Exercise objective :: Transcribe every line of the material below without change, apart from dropping the pictures.

.....

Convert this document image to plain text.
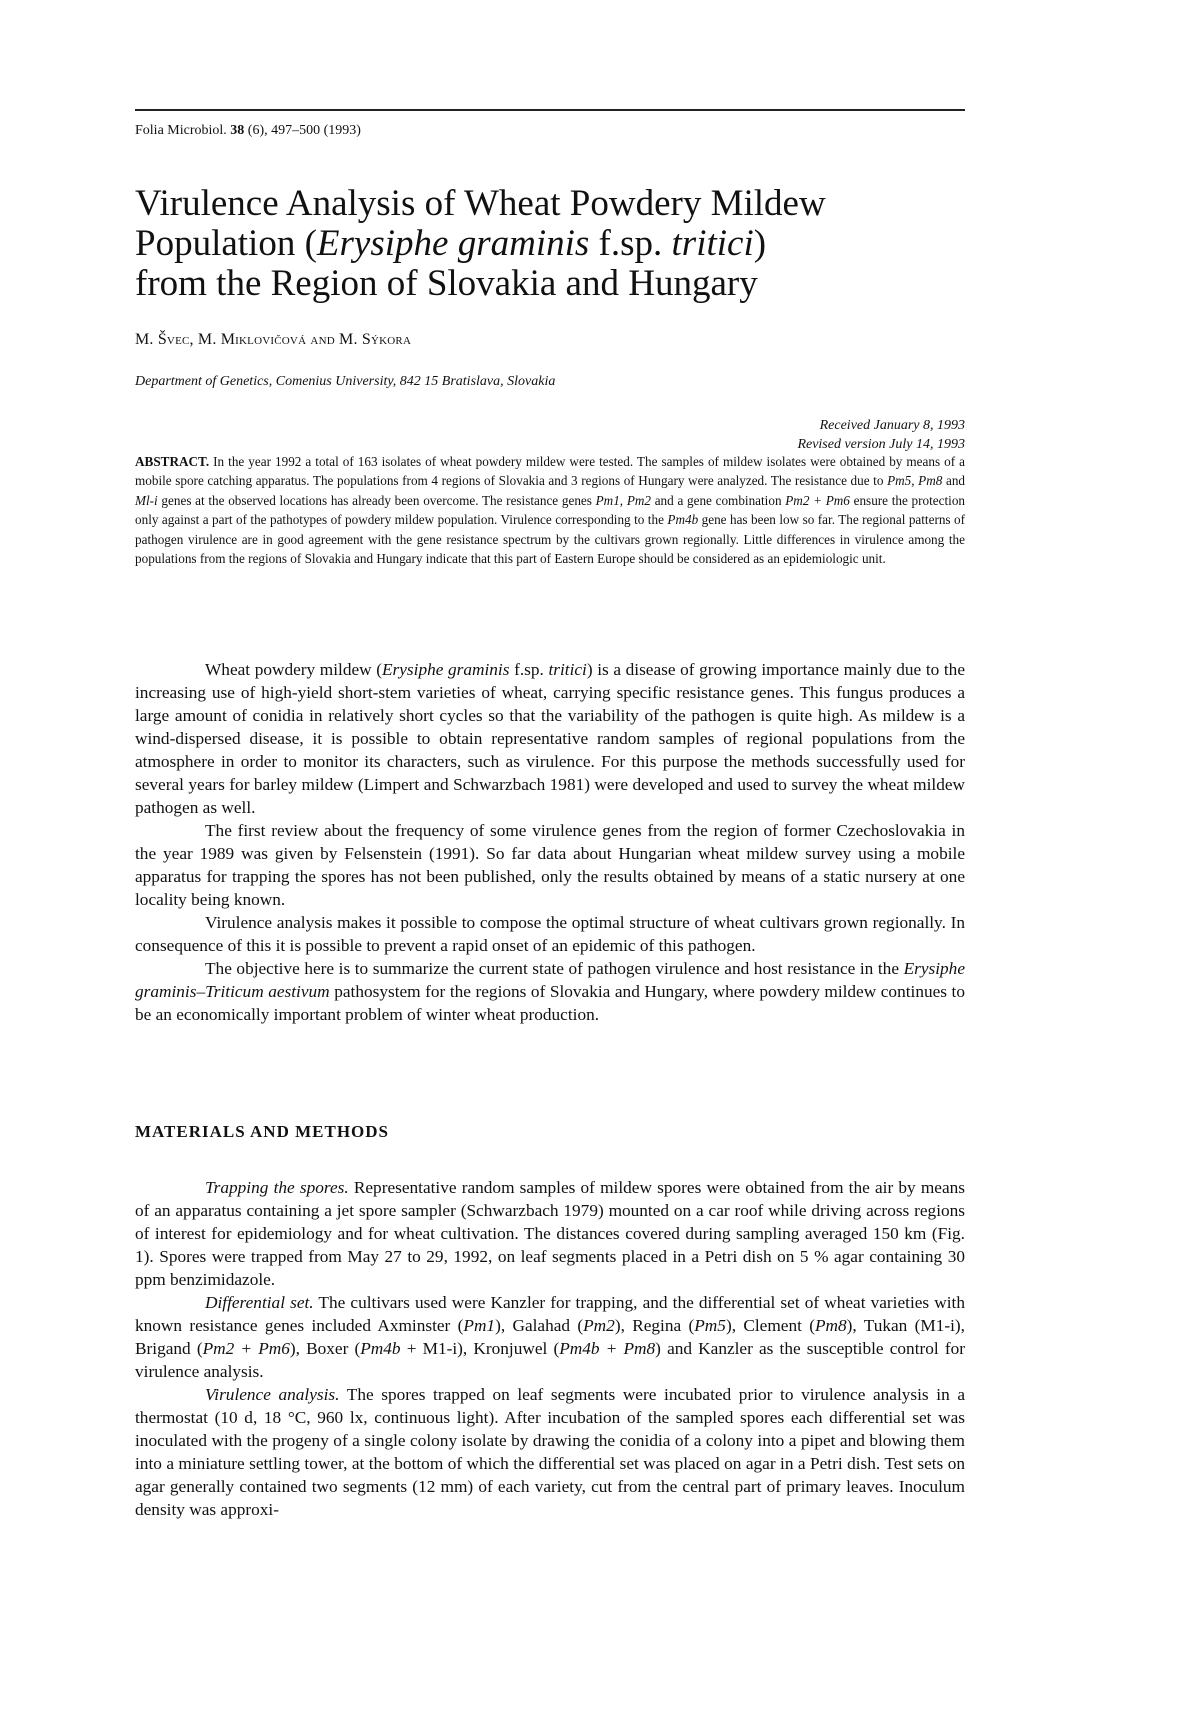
Folia Microbiol. 38 (6), 497–500 (1993)
Virulence Analysis of Wheat Powdery Mildew
Population (Erysiphe graminis f.sp. tritici)
from the Region of Slovakia and Hungary
M. Švec, M. Miklovičová and M. Sýkora
Department of Genetics, Comenius University, 842 15 Bratislava, Slovakia
Received January 8, 1993
Revised version July 14, 1993

ABSTRACT. In the year 1992 a total of 163 isolates of wheat powdery mildew were tested. The samples of mildew isolates were obtained by means of a mobile spore catching apparatus. The populations from 4 regions of Slovakia and 3 regions of Hungary were analyzed. The resistance due to Pm5, Pm8 and Ml-i genes at the observed locations has already been overcome. The resistance genes Pm1, Pm2 and a gene combination Pm2 + Pm6 ensure the protection only against a part of the pathotypes of powdery mildew population. Virulence corresponding to the Pm4b gene has been low so far. The regional patterns of pathogen virulence are in good agreement with the gene resistance spectrum by the cultivars grown regionally. Little differences in virulence among the populations from the regions of Slovakia and Hungary indicate that this part of Eastern Europe should be considered as an epidemiologic unit.

Wheat powdery mildew (Erysiphe graminis f.sp. tritici) is a disease of growing importance mainly due to the increasing use of high-yield short-stem varieties of wheat, carrying specific resistance genes. This fungus produces a large amount of conidia in relatively short cycles so that the variability of the pathogen is quite high. As mildew is a wind-dispersed disease, it is possible to obtain representative random samples of regional populations from the atmosphere in order to monitor its characters, such as virulence. For this purpose the methods successfully used for several years for barley mildew (Limpert and Schwarzbach 1981) were developed and used to survey the wheat mildew pathogen as well.

The first review about the frequency of some virulence genes from the region of former Czechoslovakia in the year 1989 was given by Felsenstein (1991). So far data about Hungarian wheat mildew survey using a mobile apparatus for trapping the spores has not been published, only the results obtained by means of a static nursery at one locality being known.

Virulence analysis makes it possible to compose the optimal structure of wheat cultivars grown regionally. In consequence of this it is possible to prevent a rapid onset of an epidemic of this pathogen.

The objective here is to summarize the current state of pathogen virulence and host resistance in the Erysiphe graminis–Triticum aestivum pathosystem for the regions of Slovakia and Hungary, where powdery mildew continues to be an economically important problem of winter wheat production.

MATERIALS AND METHODS

Trapping the spores. Representative random samples of mildew spores were obtained from the air by means of an apparatus containing a jet spore sampler (Schwarzbach 1979) mounted on a car roof while driving across regions of interest for epidemiology and for wheat cultivation. The distances covered during sampling averaged 150 km (Fig. 1). Spores were trapped from May 27 to 29, 1992, on leaf segments placed in a Petri dish on 5 % agar containing 30 ppm benzimidazole.

Differential set. The cultivars used were Kanzler for trapping, and the differential set of wheat varieties with known resistance genes included Axminster (Pm1), Galahad (Pm2), Regina (Pm5), Clement (Pm8), Tukan (M1-i), Brigand (Pm2 + Pm6), Boxer (Pm4b + M1-i), Kronjuwel (Pm4b + Pm8) and Kanzler as the susceptible control for virulence analysis.

Virulence analysis. The spores trapped on leaf segments were incubated prior to virulence analysis in a thermostat (10 d, 18 °C, 960 lx, continuous light). After incubation of the sampled spores each differential set was inoculated with the progeny of a single colony isolate by drawing the conidia of a colony into a pipet and blowing them into a miniature settling tower, at the bottom of which the differential set was placed on agar in a Petri dish. Test sets on agar generally contained two segments (12 mm) of each variety, cut from the central part of primary leaves. Inoculum density was approxi-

.....

Response to this exercise ::
Convert this document image to plain text.
Folia Microbiol. 38 (6), 497–500 (1993)
Virulence Analysis of Wheat Powdery Mildew
Population (Erysiphe graminis f.sp. tritici)
from the Region of Slovakia and Hungary
M. Švec, M. Miklovičová and M. Sýkora
Department of Genetics, Comenius University, 842 15 Bratislava, Slovakia
Received January 8, 1993
Revised version July 14, 1993

ABSTRACT. In the year 1992 a total of 163 isolates of wheat powdery mildew were tested. The samples of mildew isolates were obtained by means of a mobile spore catching apparatus. The populations from 4 regions of Slovakia and 3 regions of Hungary were analyzed. The resistance due to Pm5, Pm8 and Ml-i genes at the observed locations has already been overcome. The resistance genes Pm1, Pm2 and a gene combination Pm2 + Pm6 ensure the protection only against a part of the pathotypes of powdery mildew population. Virulence corresponding to the Pm4b gene has been low so far. The regional patterns of pathogen virulence are in good agreement with the gene resistance spectrum by the cultivars grown regionally. Little differences in virulence among the populations from the regions of Slovakia and Hungary indicate that this part of Eastern Europe should be considered as an epidemiologic unit.

Wheat powdery mildew (Erysiphe graminis f.sp. tritici) is a disease of growing importance mainly due to the increasing use of high-yield short-stem varieties of wheat, carrying specific resistance genes. This fungus produces a large amount of conidia in relatively short cycles so that the variability of the pathogen is quite high. As mildew is a wind-dispersed disease, it is possible to obtain representative random samples of regional populations from the atmosphere in order to monitor its characters, such as virulence. For this purpose the methods successfully used for several years for barley mildew (Limpert and Schwarzbach 1981) were developed and used to survey the wheat mildew pathogen as well.

The first review about the frequency of some virulence genes from the region of former Czechoslovakia in the year 1989 was given by Felsenstein (1991). So far data about Hungarian wheat mildew survey using a mobile apparatus for trapping the spores has not been published, only the results obtained by means of a static nursery at one locality being known.

Virulence analysis makes it possible to compose the optimal structure of wheat cultivars grown regionally. In consequence of this it is possible to prevent a rapid onset of an epidemic of this pathogen.

The objective here is to summarize the current state of pathogen virulence and host resistance in the Erysiphe graminis–Triticum aestivum pathosystem for the regions of Slovakia and Hungary, where powdery mildew continues to be an economically important problem of winter wheat production.

MATERIALS AND METHODS

Trapping the spores. Representative random samples of mildew spores were obtained from the air by means of an apparatus containing a jet spore sampler (Schwarzbach 1979) mounted on a car roof while driving across regions of interest for epidemiology and for wheat cultivation. The distances covered during sampling averaged 150 km (Fig. 1). Spores were trapped from May 27 to 29, 1992, on leaf segments placed in a Petri dish on 5 % agar containing 30 ppm benzimidazole.

Differential set. The cultivars used were Kanzler for trapping, and the differential set of wheat varieties with known resistance genes included Axminster (Pm1), Galahad (Pm2), Regina (Pm5), Clement (Pm8), Tukan (M1-i), Brigand (Pm2 + Pm6), Boxer (Pm4b + M1-i), Kronjuwel (Pm4b + Pm8) and Kanzler as the susceptible control for virulence analysis.

Virulence analysis. The spores trapped on leaf segments were incubated prior to virulence analysis in a thermostat (10 d, 18 °C, 960 lx, continuous light). After incubation of the sampled spores each differential set was inoculated with the progeny of a single colony isolate by drawing the conidia of a colony into a pipet and blowing them into a miniature settling tower, at the bottom of which the differential set was placed on agar in a Petri dish. Test sets on agar generally contained two segments (12 mm) of each variety, cut from the central part of primary leaves. Inoculum density was approxi-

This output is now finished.